## Recorded data

==================================================

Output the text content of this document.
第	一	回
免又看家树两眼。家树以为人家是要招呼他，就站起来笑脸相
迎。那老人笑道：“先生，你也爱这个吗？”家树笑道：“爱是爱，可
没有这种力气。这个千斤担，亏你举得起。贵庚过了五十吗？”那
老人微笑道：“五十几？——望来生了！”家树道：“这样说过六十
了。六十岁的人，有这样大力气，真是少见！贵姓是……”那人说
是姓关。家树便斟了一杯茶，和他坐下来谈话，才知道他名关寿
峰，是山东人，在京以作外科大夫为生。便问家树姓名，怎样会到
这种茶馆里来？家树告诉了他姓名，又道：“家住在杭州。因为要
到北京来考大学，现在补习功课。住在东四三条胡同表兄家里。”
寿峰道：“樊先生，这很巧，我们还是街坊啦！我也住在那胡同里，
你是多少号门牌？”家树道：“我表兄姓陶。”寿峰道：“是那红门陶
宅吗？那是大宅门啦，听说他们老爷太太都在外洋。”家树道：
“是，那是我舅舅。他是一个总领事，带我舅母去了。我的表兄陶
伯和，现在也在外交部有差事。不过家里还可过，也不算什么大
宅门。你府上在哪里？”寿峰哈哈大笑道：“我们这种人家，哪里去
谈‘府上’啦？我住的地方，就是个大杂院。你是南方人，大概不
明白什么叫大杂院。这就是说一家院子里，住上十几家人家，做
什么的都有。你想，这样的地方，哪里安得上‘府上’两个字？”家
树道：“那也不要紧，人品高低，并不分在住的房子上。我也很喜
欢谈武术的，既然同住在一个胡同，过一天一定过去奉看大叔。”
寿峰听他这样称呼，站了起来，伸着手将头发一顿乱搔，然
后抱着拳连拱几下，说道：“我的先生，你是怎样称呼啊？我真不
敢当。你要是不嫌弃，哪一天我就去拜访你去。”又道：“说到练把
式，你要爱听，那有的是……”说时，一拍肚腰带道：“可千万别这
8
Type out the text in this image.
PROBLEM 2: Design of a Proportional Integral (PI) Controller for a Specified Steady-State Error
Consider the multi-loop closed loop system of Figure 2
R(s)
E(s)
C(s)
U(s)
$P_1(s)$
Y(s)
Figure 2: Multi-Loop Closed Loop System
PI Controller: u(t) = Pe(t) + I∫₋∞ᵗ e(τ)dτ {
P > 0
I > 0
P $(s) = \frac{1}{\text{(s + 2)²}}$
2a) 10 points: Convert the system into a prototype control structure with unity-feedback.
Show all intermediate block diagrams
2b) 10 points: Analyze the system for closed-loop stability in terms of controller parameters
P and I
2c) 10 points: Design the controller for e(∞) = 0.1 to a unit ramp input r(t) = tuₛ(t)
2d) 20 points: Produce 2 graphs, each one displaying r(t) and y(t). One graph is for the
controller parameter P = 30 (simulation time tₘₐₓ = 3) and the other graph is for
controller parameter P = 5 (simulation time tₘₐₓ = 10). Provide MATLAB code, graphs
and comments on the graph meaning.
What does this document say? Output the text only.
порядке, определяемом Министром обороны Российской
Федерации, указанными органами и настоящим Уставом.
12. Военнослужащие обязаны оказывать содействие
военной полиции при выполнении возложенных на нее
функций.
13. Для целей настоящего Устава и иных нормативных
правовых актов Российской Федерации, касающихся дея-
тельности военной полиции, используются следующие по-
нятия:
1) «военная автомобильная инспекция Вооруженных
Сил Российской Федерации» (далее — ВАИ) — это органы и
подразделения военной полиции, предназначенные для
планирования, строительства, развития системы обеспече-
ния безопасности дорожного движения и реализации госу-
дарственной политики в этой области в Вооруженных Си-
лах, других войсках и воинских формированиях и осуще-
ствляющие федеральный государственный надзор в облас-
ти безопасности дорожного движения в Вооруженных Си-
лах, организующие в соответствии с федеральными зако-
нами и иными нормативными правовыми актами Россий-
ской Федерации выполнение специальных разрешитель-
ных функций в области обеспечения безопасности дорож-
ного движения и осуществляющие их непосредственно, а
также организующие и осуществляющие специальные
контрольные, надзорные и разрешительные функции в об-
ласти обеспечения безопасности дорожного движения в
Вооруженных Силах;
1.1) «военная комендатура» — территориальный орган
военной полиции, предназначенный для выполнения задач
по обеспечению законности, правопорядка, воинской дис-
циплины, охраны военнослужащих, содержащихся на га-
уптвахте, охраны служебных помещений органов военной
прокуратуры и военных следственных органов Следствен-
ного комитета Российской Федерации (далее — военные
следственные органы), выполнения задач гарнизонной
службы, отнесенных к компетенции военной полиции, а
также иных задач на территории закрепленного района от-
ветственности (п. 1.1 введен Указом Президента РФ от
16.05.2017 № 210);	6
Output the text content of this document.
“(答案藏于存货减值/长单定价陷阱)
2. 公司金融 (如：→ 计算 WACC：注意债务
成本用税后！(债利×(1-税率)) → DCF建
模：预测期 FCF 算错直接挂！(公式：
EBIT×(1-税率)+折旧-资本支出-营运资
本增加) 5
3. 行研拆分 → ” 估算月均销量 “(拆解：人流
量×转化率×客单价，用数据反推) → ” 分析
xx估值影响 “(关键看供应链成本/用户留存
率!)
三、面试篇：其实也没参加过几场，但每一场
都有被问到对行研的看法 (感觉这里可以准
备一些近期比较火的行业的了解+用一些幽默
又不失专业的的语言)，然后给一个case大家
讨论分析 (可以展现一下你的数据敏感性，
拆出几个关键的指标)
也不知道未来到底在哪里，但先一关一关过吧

==================================================

## GIVEN PROBLEM
Where does the word "Figure" appear? Return each line that holds it.

## WRITTEN ANSWER
Consider the multi-loop closed loop system of Figure 2
Figure 2: Multi-Loop Closed Loop System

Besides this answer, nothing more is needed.